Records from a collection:
****

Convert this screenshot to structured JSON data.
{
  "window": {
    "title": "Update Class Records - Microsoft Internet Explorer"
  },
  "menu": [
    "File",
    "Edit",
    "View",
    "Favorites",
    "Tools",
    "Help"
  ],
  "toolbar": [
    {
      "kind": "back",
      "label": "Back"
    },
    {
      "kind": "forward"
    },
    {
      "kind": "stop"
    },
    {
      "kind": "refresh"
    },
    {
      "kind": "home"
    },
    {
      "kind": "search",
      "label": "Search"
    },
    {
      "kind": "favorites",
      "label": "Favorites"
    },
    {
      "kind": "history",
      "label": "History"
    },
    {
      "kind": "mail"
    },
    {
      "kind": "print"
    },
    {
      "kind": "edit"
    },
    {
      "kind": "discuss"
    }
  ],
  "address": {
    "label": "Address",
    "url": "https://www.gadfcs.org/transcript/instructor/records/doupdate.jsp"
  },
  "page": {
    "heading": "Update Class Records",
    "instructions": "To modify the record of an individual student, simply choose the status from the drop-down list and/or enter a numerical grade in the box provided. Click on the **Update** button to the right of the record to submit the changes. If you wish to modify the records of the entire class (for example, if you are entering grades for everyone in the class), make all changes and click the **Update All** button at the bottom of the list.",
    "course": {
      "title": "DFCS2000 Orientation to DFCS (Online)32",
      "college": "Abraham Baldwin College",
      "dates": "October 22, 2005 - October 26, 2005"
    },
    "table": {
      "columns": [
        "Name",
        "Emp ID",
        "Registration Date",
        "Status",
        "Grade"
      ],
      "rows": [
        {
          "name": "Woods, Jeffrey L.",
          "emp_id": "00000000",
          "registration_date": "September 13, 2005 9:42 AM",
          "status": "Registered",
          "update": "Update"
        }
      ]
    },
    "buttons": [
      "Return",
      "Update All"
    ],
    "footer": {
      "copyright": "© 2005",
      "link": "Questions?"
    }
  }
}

****

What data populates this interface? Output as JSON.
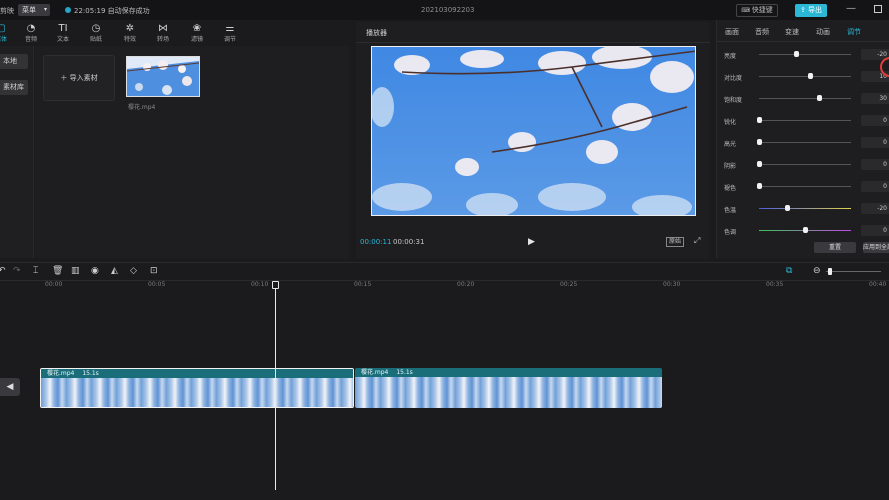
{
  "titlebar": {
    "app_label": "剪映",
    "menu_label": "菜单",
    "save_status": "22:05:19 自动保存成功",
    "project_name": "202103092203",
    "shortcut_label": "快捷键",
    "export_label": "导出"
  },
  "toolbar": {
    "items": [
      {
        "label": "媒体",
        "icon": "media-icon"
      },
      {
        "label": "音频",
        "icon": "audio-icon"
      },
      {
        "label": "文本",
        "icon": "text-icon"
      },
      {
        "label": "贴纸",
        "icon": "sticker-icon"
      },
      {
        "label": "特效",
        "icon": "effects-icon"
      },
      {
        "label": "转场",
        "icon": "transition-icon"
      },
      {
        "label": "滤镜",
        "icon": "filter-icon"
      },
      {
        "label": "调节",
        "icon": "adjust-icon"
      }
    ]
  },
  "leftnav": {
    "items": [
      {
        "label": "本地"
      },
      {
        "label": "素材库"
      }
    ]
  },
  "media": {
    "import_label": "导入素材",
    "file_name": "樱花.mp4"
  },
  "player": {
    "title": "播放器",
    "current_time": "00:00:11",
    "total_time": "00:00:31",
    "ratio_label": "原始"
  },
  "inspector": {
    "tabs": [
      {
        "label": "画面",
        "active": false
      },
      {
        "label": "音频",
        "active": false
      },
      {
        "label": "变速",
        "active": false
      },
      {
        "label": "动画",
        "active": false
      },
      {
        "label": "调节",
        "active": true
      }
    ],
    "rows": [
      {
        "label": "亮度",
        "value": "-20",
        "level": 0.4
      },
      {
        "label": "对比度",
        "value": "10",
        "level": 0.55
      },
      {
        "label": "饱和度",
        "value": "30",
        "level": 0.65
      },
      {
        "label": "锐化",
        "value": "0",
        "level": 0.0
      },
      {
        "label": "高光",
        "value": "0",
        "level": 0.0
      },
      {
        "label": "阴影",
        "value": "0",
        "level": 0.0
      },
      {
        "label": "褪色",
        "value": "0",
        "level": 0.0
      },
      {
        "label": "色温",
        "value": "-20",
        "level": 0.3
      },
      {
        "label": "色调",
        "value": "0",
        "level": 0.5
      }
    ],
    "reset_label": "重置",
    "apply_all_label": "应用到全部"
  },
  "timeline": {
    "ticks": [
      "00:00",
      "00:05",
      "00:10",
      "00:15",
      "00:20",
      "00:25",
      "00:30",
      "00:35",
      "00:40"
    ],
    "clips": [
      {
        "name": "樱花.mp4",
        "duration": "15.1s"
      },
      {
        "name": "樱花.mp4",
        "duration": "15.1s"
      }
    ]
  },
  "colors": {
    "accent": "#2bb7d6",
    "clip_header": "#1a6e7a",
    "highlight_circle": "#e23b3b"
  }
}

****

Go through the preceding material and copy each line that has the word "JSON".

> _Written response_
Convert this screenshot to structured JSON data.
What data populates this interface? Output as JSON.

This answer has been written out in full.